-- TASK TO COMPLETE --
Reproduce each line, exactly, from the one containing "Extract all readable text from this page." through the end of the material. Exclude pictures.

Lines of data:

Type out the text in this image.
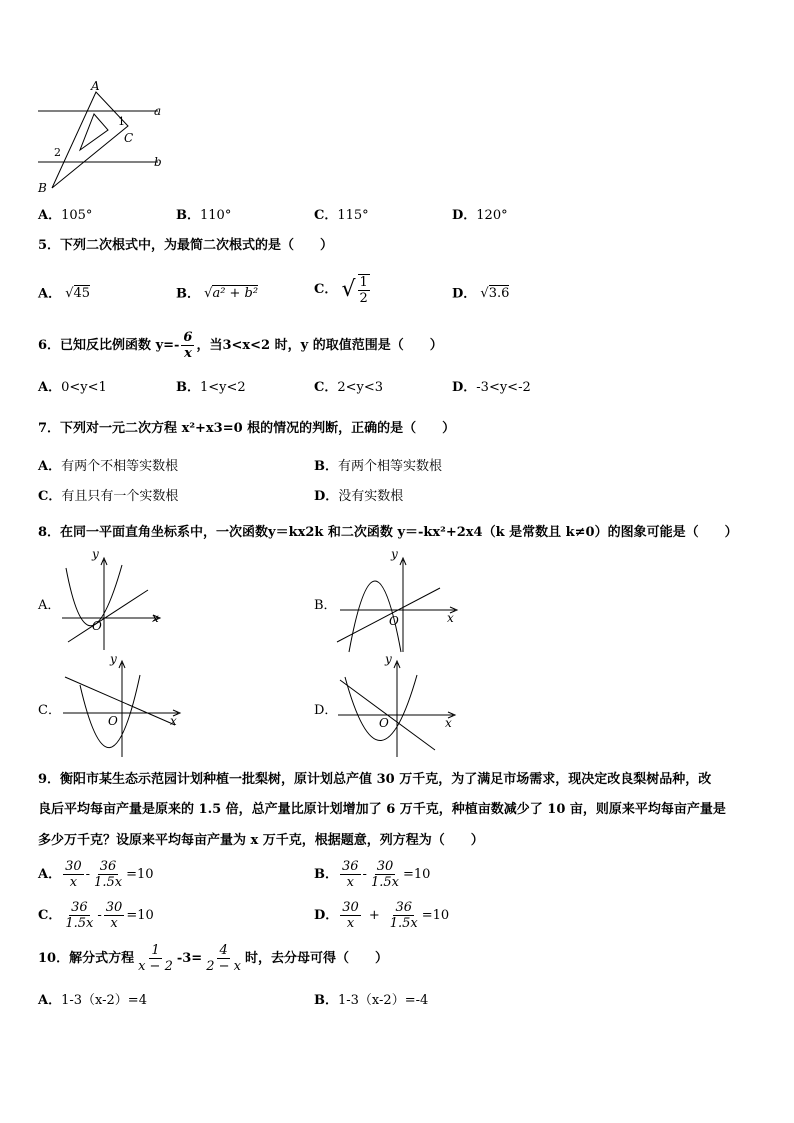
A
B
C
1
2
a
b
A．105°	B．110°	C．115°	D．120°
5．下列二次根式中，为最简二次根式的是（　　）
A． √45	B． √a² + b²	C． √ $\frac{1}{2}$	D． √3.6
6．已知反比例函数 $y=- \frac{6}{x}$ ，当3<x<2 时，y 的取值范围是（　　）
A．0<y<1	B．1<y<2	C．2<y<3	D．-3<y<-2
7．下列对一元二次方程 x²+x3=0 根的情况的判断，正确的是（　　）
A．有两个不相等实数根	B．有两个相等实数根
C．有且只有一个实数根	D．没有实数根
8．在同一平面直角坐标系中，一次函数y＝kx2k 和二次函数 y＝-kx²+2x4（k 是常数且 k≠0）的图象可能是（　　）
A．
y
x
O
B．
y
x
O
C．
y
x
O
D．
y
x
O
9．衡阳市某生态示范园计划种植一批梨树，原计划总产值 30 万千克，为了满足市场需求，现决定改良梨树品种，改
良后平均每亩产量是原来的 1.5 倍，总产量比原计划增加了 6 万千克，种植亩数减少了 10 亩，则原来平均每亩产量是
多少万千克？设原来平均每亩产量为 x 万千克，根据题意，列方程为（　　）
A． $\frac{30}{x} - \frac{36}{1.5x} =10$	B． $\frac{36}{x} - \frac{30}{1.5x} =10$
C． $\frac{36}{1.5x} - \frac{30}{x} =10$	D． $\frac{30}{x} + \frac{36}{1.5x} =10$
10．解分式方程 $\frac{1}{x - 2} -3= \frac{4}{2 - x}$ 时，去分母可得（　　）
A．1-3（x-2）=4	B．1-3（x-2）=-4
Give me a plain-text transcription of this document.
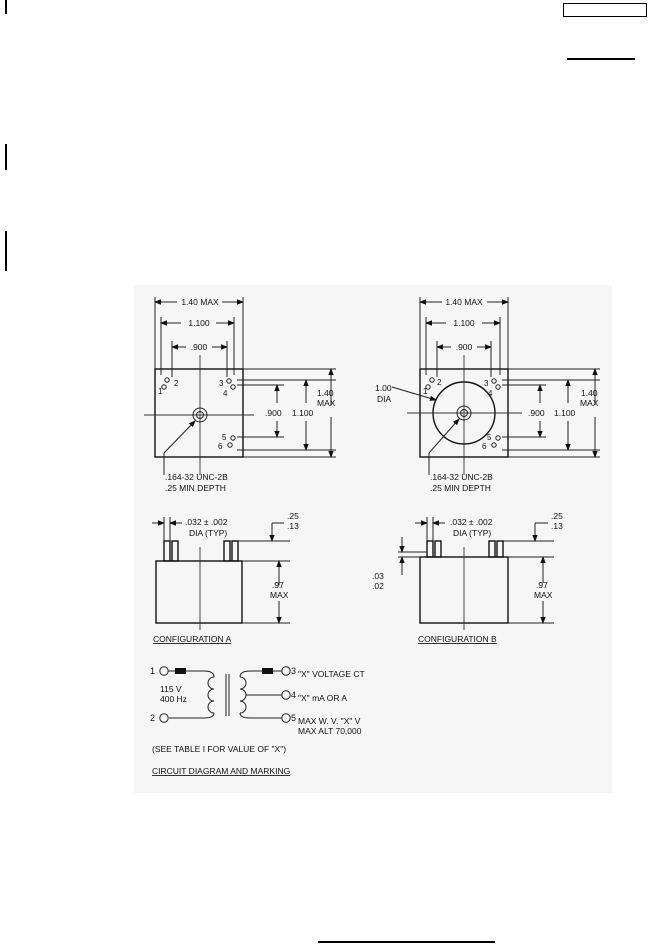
1.40 MAX
1.100
.900
1
2	3
4
5
6
.900 1.100
1.40
MAX
.164-32 UNC-2B
.25 MIN DEPTH
1.40 MAX
1.100
.900
1
2	3
4
5
6
1.00
DIA
.900 1.100
1.40
MAX
.164-32 UNC-2B
.25 MIN DEPTH
.032 ± .002
DIA (TYP)
.25
.13
.97
MAX
CONFIGURATION A
.032 ± .002
DIA (TYP)
.03
.02
.25
.13
.97
MAX
CONFIGURATION B
1
2
115 V
400 Hz
3 "X" VOLTAGE CT
4 "X" mA OR A
5 MAX W. V. "X" V
MAX ALT 70,000
(SEE TABLE I FOR VALUE OF "X")
CIRCUIT DIAGRAM AND MARKING
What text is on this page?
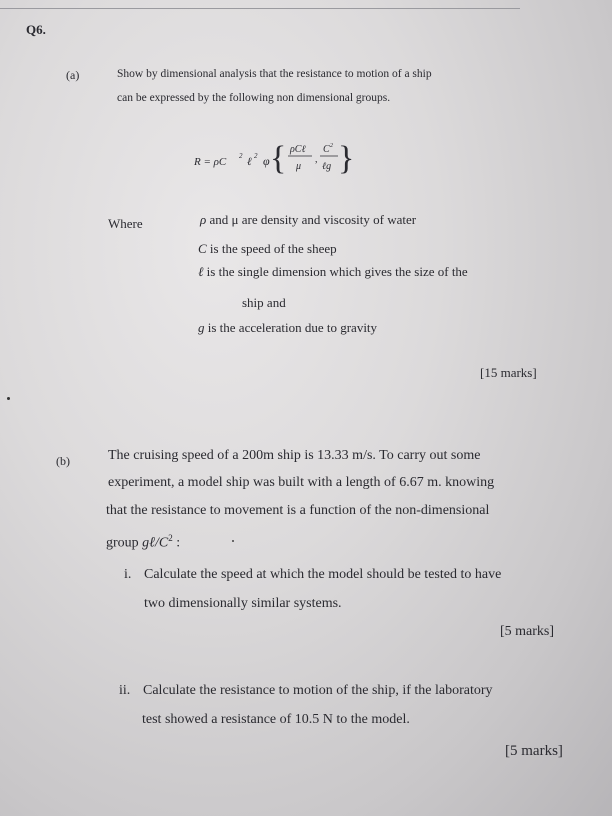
Q6.
(a)	Show by dimensional analysis that the resistance to motion of a ship
can be expressed by the following non dimensional groups.
R = ρC 2 ℓ 2 φ { ρCℓ
μ
,
C 2
ℓg }
Where	ρ and μ are density and viscosity of water
C is the speed of the sheep
ℓ is the single dimension which gives the size of the
ship and
g is the acceleration due to gravity
[15 marks]
(b)	The cruising speed of a 200m ship is 13.33 m/s. To carry out some
experiment, a model ship was built with a length of 6.67 m. knowing
that the resistance to movement is a function of the non-dimensional
group $g\ell/C^2$ :
i. Calculate the speed at which the model should be tested to have
two dimensionally similar systems.
[5 marks]
ii. Calculate the resistance to motion of the ship, if the laboratory
test showed a resistance of 10.5 N to the model.
[5 marks]
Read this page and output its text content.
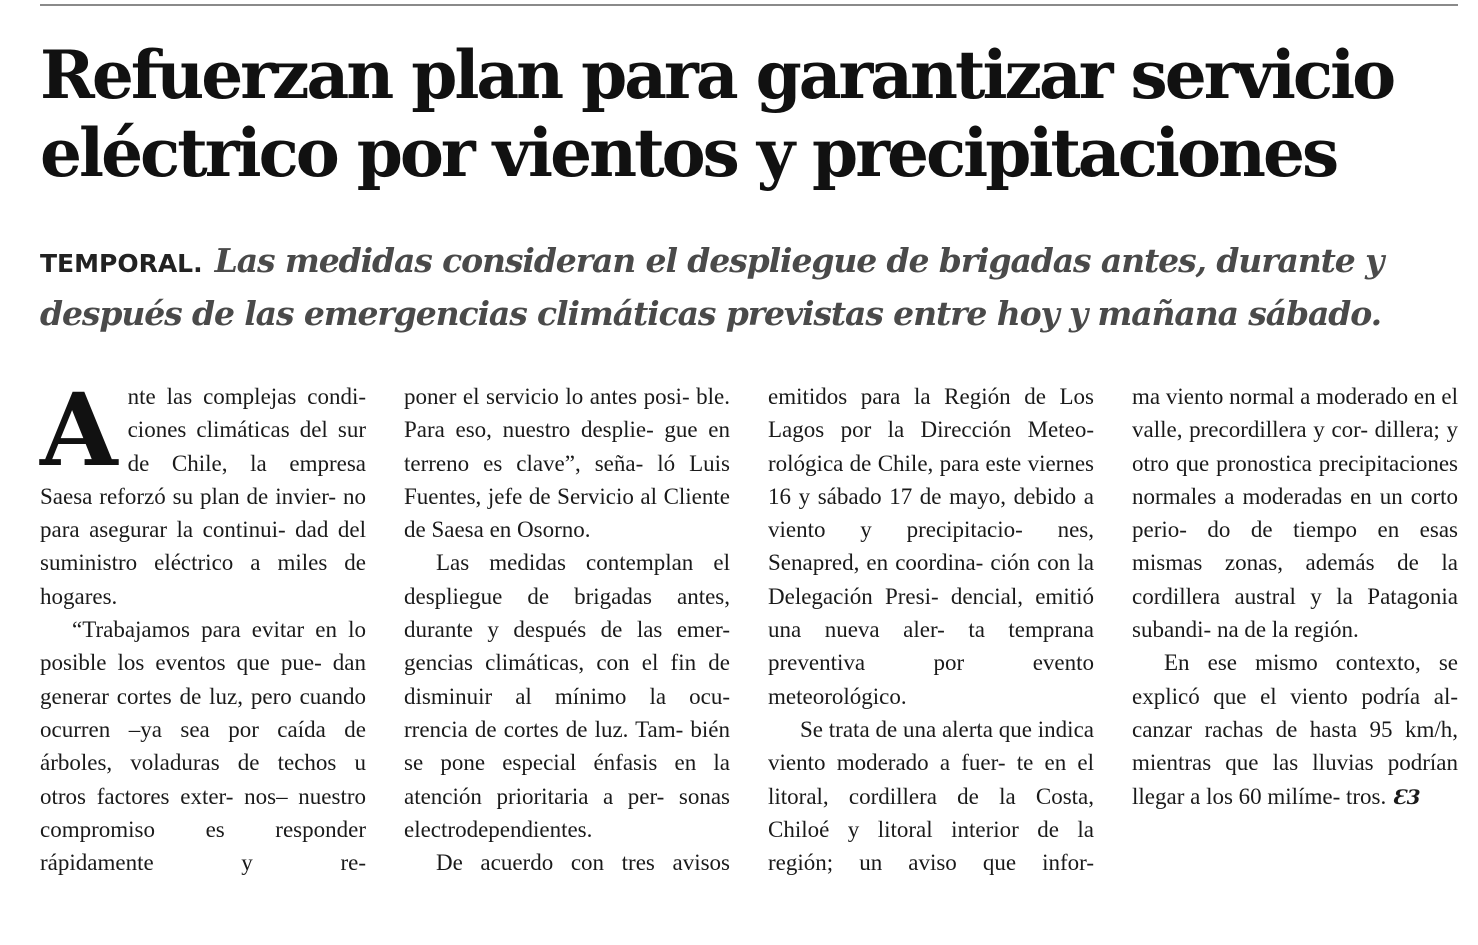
Refuerzan plan para garantizar servicio
eléctrico por vientos y precipitaciones
TEMPORAL. Las medidas consideran el despliegue de brigadas antes, durante y
después de las emergencias climáticas previstas entre hoy y mañana sábado.
A nte las complejas condi- ciones climáticas del sur de Chile, la empresa Saesa reforzó su plan de invier- no para asegurar la continui- dad del suministro eléctrico a miles de hogares.

“Trabajamos para evitar en lo posible los eventos que pue- dan generar cortes de luz, pero cuando ocurren –ya sea por caída de árboles, voladuras de techos u otros factores exter- nos– nuestro compromiso es responder rápidamente y re-

poner el servicio lo antes posi- ble. Para eso, nuestro desplie- gue en terreno es clave”, seña- ló Luis Fuentes, jefe de Servicio al Cliente de Saesa en Osorno.

Las medidas contemplan el despliegue de brigadas antes, durante y después de las emer- gencias climáticas, con el fin de disminuir al mínimo la ocu- rrencia de cortes de luz. Tam- bién se pone especial énfasis en la atención prioritaria a per- sonas electrodependientes.

De acuerdo con tres avisos

emitidos para la Región de Los Lagos por la Dirección Meteo- rológica de Chile, para este viernes 16 y sábado 17 de mayo, debido a viento y precipitacio- nes, Senapred, en coordina- ción con la Delegación Presi- dencial, emitió una nueva aler- ta temprana preventiva por evento meteorológico.

Se trata de una alerta que indica viento moderado a fuer- te en el litoral, cordillera de la Costa, Chiloé y litoral interior de la región; un aviso que infor-

ma viento normal a moderado en el valle, precordillera y cor- dillera; y otro que pronostica precipitaciones normales a moderadas en un corto perio- do de tiempo en esas mismas zonas, además de la cordillera austral y la Patagonia subandi- na de la región.

En ese mismo contexto, se explicó que el viento podría al- canzar rachas de hasta 95 km/h, mientras que las lluvias podrían llegar a los 60 milíme- tros. Ɛ3
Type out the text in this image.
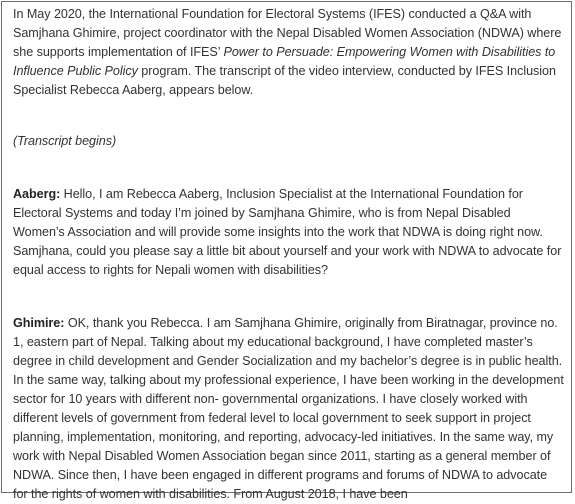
In May 2020, the International Foundation for Electoral Systems (IFES) conducted a Q&A with Samjhana Ghimire, project coordinator with the Nepal Disabled Women Association (NDWA) where she supports implementation of IFES’ Power to Persuade: Empowering Women with Disabilities to Influence Public Policy program. The transcript of the video interview, conducted by IFES Inclusion Specialist Rebecca Aaberg, appears below.

(Transcript begins)

Aaberg: Hello, I am Rebecca Aaberg, Inclusion Specialist at the International Foundation for Electoral Systems and today I’m joined by Samjhana Ghimire, who is from Nepal Disabled Women’s Association and will provide some insights into the work that NDWA is doing right now. Samjhana, could you please say a little bit about yourself and your work with NDWA to advocate for equal access to rights for Nepali women with disabilities?

Ghimire: OK, thank you Rebecca. I am Samjhana Ghimire, originally from Biratnagar, province no. 1, eastern part of Nepal. Talking about my educational background, I have completed master’s degree in child development and Gender Socialization and my bachelor’s degree is in public health. In the same way, talking about my professional experience, I have been working in the development sector for 10 years with different non- governmental organizations. I have closely worked with different levels of government from federal level to local government to seek support in project planning, implementation, monitoring, and reporting, advocacy-led initiatives. In the same way, my work with Nepal Disabled Women Association began since 2011, starting as a general member of NDWA. Since then, I have been engaged in different programs and forums of NDWA to advocate for the rights of women with disabilities. From August 2018, I have been
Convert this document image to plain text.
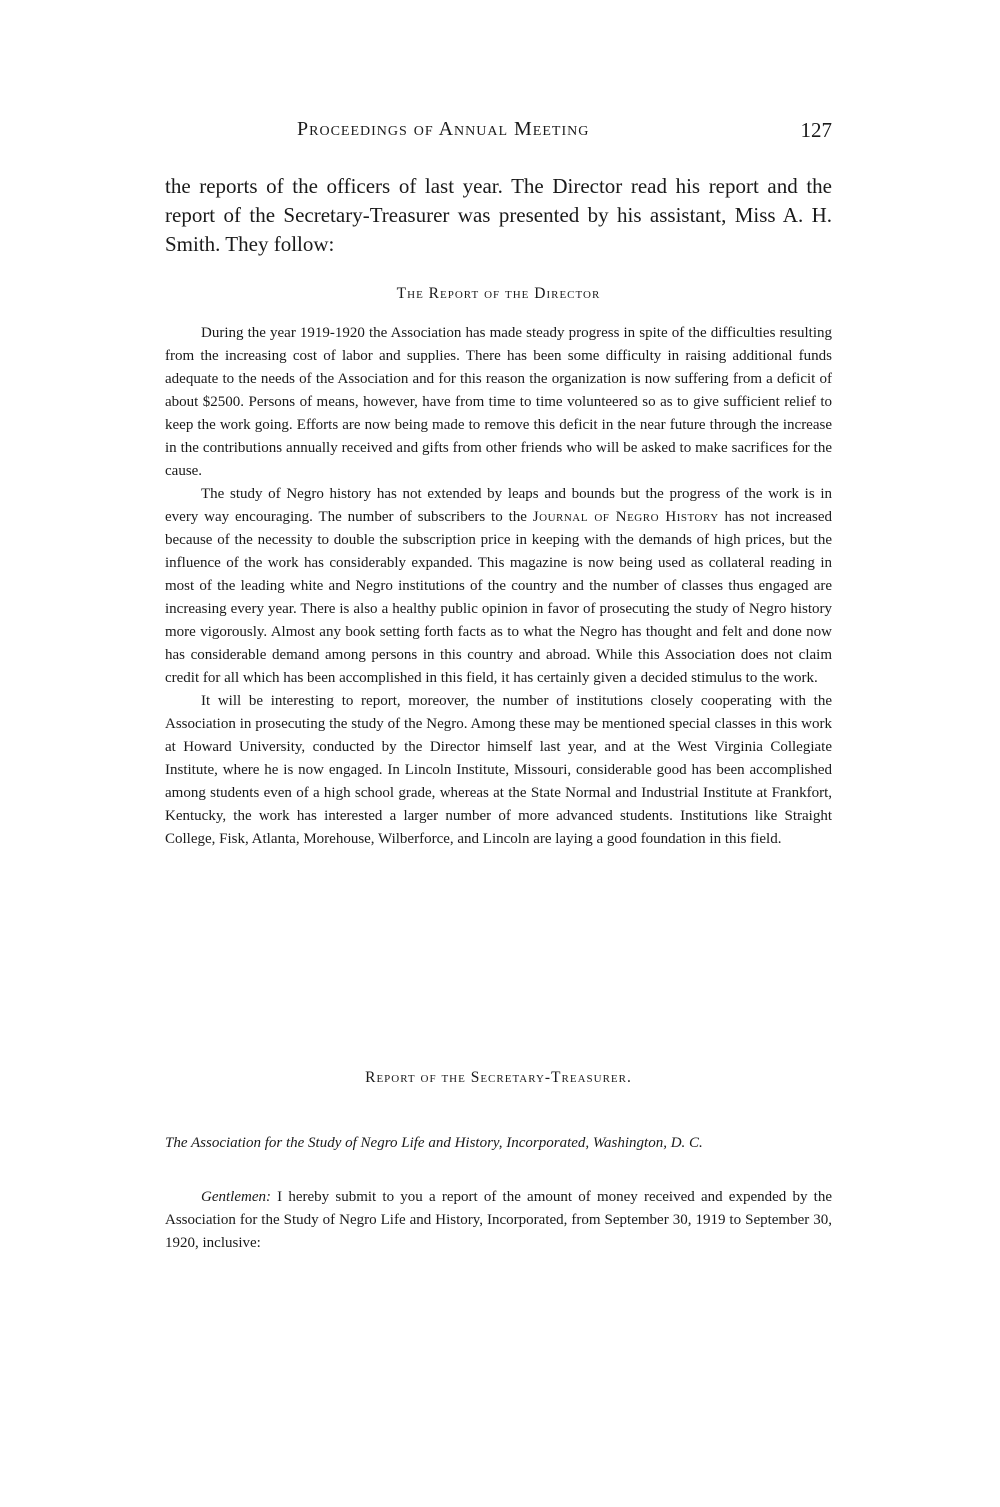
Proceedings of Annual Meeting	127

the reports of the officers of last year. The Director read his report and the report of the Secretary-Treasurer was presented by his assistant, Miss A. H. Smith. They follow:

The Report of the Director

During the year 1919-1920 the Association has made steady progress in spite of the difficulties resulting from the increasing cost of labor and supplies. There has been some difficulty in raising additional funds adequate to the needs of the Association and for this reason the organization is now suffering from a deficit of about $2500. Persons of means, however, have from time to time volunteered so as to give sufficient relief to keep the work going. Efforts are now being made to remove this deficit in the near future through the increase in the contributions annually received and gifts from other friends who will be asked to make sacrifices for the cause.

The study of Negro history has not extended by leaps and bounds but the progress of the work is in every way encouraging. The number of subscribers to the Journal of Negro History has not increased because of the necessity to double the subscription price in keeping with the demands of high prices, but the influence of the work has considerably expanded. This magazine is now being used as collateral reading in most of the leading white and Negro institutions of the country and the number of classes thus engaged are increasing every year. There is also a healthy public opinion in favor of prosecuting the study of Negro history more vigorously. Almost any book setting forth facts as to what the Negro has thought and felt and done now has considerable demand among persons in this country and abroad. While this Association does not claim credit for all which has been accomplished in this field, it has certainly given a decided stimulus to the work.

It will be interesting to report, moreover, the number of institutions closely cooperating with the Association in prosecuting the study of the Negro. Among these may be mentioned special classes in this work at Howard University, conducted by the Director himself last year, and at the West Virginia Collegiate Institute, where he is now engaged. In Lincoln Institute, Missouri, considerable good has been accomplished among students even of a high school grade, whereas at the State Normal and Industrial Institute at Frankfort, Kentucky, the work has interested a larger number of more advanced students. Institutions like Straight College, Fisk, Atlanta, Morehouse, Wilberforce, and Lincoln are laying a good foundation in this field.

Report of the Secretary-Treasurer.

The Association for the Study of Negro Life and History, Incorporated, Washington, D. C.

Gentlemen: I hereby submit to you a report of the amount of money received and expended by the Association for the Study of Negro Life and History, Incorporated, from September 30, 1919 to September 30, 1920, inclusive:
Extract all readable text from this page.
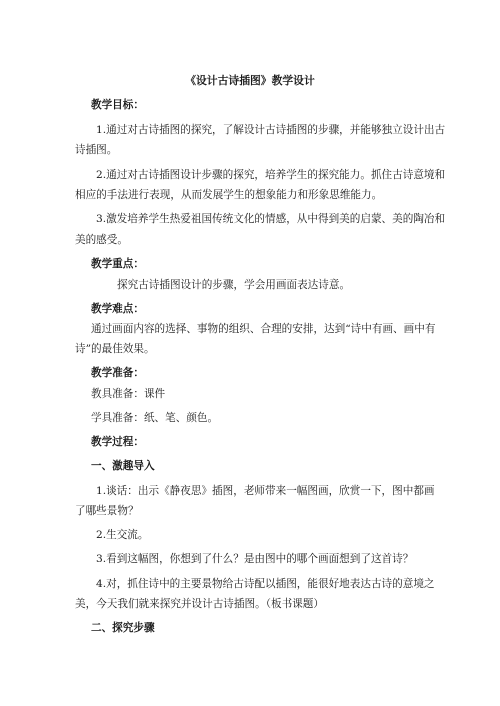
《设计古诗插图》教学设计
教学目标：
1.通过对古诗插图的探究，了解设计古诗插图的步骤，并能够独立设计出古
诗插图。
2.通过对古诗插图设计步骤的探究，培养学生的探究能力。抓住古诗意境和
相应的手法进行表现，从而发展学生的想象能力和形象思维能力。
3.激发培养学生热爱祖国传统文化的情感，从中得到美的启蒙、美的陶冶和
美的感受。
教学重点：
探究古诗插图设计的步骤，学会用画面表达诗意。
教学难点：
通过画面内容的选择、事物的组织、合理的安排，达到“诗中有画、画中有
诗”的最佳效果。
教学准备：
教具准备：课件
学具准备：纸、笔、颜色。
教学过程：
一、激趣导入
1.谈话：出示《静夜思》插图，老师带来一幅图画，欣赏一下，图中都画
了哪些景物？
2.生交流。
3.看到这幅图，你想到了什么？是由图中的哪个画面想到了这首诗？
4.对，抓住诗中的主要景物给古诗配以插图，能很好地表达古诗的意境之
美，今天我们就来探究并设计古诗插图。（板书课题）
二、探究步骤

-- EXERCISE OUTPUT --
Extract all readable text from this page.
《设计古诗插图》教学设计
教学目标：
1.通过对古诗插图的探究，了解设计古诗插图的步骤，并能够独立设计出古
诗插图。
2.通过对古诗插图设计步骤的探究，培养学生的探究能力。抓住古诗意境和
相应的手法进行表现，从而发展学生的想象能力和形象思维能力。
3.激发培养学生热爱祖国传统文化的情感，从中得到美的启蒙、美的陶冶和
美的感受。
教学重点：
探究古诗插图设计的步骤，学会用画面表达诗意。
教学难点：
通过画面内容的选择、事物的组织、合理的安排，达到“诗中有画、画中有
诗”的最佳效果。
教学准备：
教具准备：课件
学具准备：纸、笔、颜色。
教学过程：
一、激趣导入
1.谈话：出示《静夜思》插图，老师带来一幅图画，欣赏一下，图中都画
了哪些景物？
2.生交流。
3.看到这幅图，你想到了什么？是由图中的哪个画面想到了这首诗？
4.对，抓住诗中的主要景物给古诗配以插图，能很好地表达古诗的意境之
美，今天我们就来探究并设计古诗插图。（板书课题）
二、探究步骤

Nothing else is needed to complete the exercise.